◆ Exercise material ◆
====

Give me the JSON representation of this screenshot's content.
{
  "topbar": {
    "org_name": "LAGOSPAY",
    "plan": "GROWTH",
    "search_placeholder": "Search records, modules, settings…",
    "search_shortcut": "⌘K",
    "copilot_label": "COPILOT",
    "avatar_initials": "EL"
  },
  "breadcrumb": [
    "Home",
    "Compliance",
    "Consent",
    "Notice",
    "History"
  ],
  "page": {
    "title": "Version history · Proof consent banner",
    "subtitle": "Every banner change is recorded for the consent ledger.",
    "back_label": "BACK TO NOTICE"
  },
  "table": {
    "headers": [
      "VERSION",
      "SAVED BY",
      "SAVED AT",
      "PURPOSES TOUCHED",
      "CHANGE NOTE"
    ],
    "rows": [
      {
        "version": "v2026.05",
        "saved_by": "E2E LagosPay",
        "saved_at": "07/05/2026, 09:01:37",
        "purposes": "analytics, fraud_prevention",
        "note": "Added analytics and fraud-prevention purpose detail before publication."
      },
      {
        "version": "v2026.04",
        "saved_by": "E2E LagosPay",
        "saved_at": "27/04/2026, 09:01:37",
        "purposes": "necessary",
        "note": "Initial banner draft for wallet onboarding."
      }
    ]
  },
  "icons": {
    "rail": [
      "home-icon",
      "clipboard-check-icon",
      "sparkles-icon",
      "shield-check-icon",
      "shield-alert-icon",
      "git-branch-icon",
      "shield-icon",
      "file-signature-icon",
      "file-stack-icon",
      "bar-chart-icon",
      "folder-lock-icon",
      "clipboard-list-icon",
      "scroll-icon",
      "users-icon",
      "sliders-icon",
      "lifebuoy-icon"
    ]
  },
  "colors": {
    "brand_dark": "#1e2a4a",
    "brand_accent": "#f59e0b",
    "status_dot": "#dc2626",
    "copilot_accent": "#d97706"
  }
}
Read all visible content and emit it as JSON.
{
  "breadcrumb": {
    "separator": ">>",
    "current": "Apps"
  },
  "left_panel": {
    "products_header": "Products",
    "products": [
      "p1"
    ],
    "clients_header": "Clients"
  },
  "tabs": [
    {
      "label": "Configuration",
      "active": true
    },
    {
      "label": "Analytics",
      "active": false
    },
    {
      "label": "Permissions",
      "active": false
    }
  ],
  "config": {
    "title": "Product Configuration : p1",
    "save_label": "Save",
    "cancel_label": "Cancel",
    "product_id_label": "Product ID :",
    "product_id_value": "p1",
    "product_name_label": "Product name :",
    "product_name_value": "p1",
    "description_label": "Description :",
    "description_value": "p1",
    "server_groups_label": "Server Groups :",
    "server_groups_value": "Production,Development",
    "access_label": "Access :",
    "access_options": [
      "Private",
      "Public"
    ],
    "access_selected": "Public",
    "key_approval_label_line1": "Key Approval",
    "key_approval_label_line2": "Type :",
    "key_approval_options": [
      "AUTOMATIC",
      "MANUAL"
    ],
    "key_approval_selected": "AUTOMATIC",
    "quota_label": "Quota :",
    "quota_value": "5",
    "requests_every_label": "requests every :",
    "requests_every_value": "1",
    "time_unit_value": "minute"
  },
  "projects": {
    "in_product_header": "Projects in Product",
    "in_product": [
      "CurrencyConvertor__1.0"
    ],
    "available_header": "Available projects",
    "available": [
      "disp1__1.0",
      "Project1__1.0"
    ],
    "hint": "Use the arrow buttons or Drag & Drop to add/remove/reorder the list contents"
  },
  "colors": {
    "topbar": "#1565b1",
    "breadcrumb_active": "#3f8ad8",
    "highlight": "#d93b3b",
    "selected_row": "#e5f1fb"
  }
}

====

◆ Description of the task ◆
Find the lines with the string "shield" and reproduce them.

◆ Exercise output ◆
      "shield-check-icon",
      "shield-alert-icon",
      "shield-icon",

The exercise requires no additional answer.